* _Consigne_
Poursuivez l’homélie sur le Bon Berger à partir de sa dernière phrase.

:: Extrait de page ::

Dans l’Evangile de ce 4e dimanche de Pâques, Jésus utilise deux images très fortes : celle du berger et celle de la porte.
L’image du berger est bien connue dans la Bible. Elle revient avec une cohérence étonnante dans la liturgie de ce jour. Nous avons chanté avec le Psaume : « Le SEIGNEUR est mon berger ». Et nous avons entendu Pierre dans la deuxième lecture : « Vous étiez errants comme des brebis ; mais à présent vous êtes retournés vers votre berger, le gardien de vos âmes ». Pierre désigne bien sûr Jésus comme ce Bon Berger, celui qu’il annonce et en qui il appelle à se faire baptiser dans la première lecture : « Convertissez-vous, et que chacun de vous soit baptisé au nom de Jésus Christ ».
Jésus dans l’Evangile ne se présente pas encore comme le berger : il le fera immédiatement dans la suite du chapitre 10 de Jean, que nous ne lisons pas cette année. « Je suis le Bon Pasteur ». Au début du discours, que nous avons lu, il dresse les portraits opposés de deux bergers : le voleur, l’étranger, celui dont les brebis ne connaissent pas la voix ; et le pasteur, le berger, celui que les brebis vont au contraire écouter. Bien sûr, on comprend que c’est lui-même, ce Bon Berger.
« Les brebis écoutent sa voix. Ses brebis à lui, il les appelle chacune par son nom ». Voilà comment on reconnaît le Bon Berger : au lien qu’il a su établir avec ses brebis, à la connaissance mutuelle.
Voilà une note importante pour nous, aujourd’hui : dans le concert des voix qui nous appellent, comment reconnaître celle du Bon Pasteur ? A la connaissance intime de chacun, au souci qu’il a de notre bonheur. « Sur des prés d’herbe fraîche, il me fait reposer ».

:::
:: Données brutes ::

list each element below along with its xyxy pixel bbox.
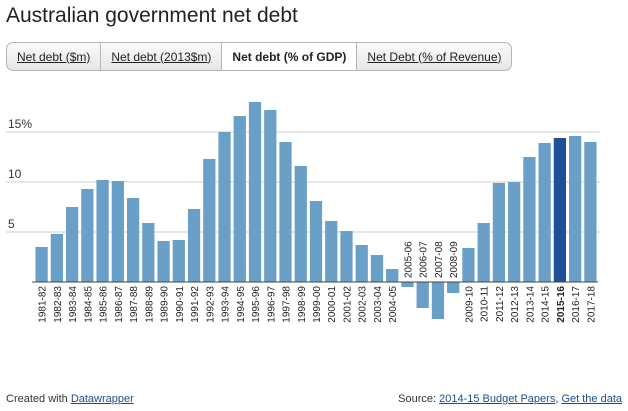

:::

* _Corrigé_
C’est un bon critère à utiliser dans la vie de la cité, tout particulièrement dans la période de crise que nous traversons. Pas facile d’être un ‘’bon berger’’ en pleine pandémie. Pas facile de trouver un juste équilibre entre tous les besoins des brebis dont nos responsables ont la charge : préserver la santé, garantir la sécurité, protéger les plus fragiles, conserver les liens sociaux et familiaux, soutenir l’activité économique… Il faudrait pouvoir concilier les inconciliables… impossible. Alors nos bergers naviguent à vue, prenant des décisions que les brebis que nous sommes ont parfois bien du mal à comprendre, à accepter. Il n’y a pas de bonne solution, en ce moment, et je me garderais bien ici de juger les mesures qui nous sont imposées ou proposées !
Alors prions pour les bergers de nos cités, et gardons quand même ce critère de la connaissance et de la reconnaissance pour évaluer leurs décisions : qu’elles soient toujours prises avec un vrai souci de préserver la vie de chacune des brebis, surtout les plus fragiles… ce qui suppose ce lien de connaissance et de confiance réciproques.
Et puis, chacun de nous n’est-il pas aussi un peu berger à sa façon, dans sa famille, dans son entreprise, son association, son école, son quartier ? Demandons donc au seul Berger de nous apprendre à être nous aussi de vrais bergers de nos frères.
Le même critère, celui de la connaissance et de la reconnaissance, peut être appliqué bien sûr dans la vie de notre Eglise. Sachons donc écouter la voix de ceux parmi nous que nous reconnaissons comme nos bergers, par la mission qui leur a été confiée. Et n’oublions pas de continuer à prier pour l’évêque que nous attendons, comme pasteur de notre diocèse.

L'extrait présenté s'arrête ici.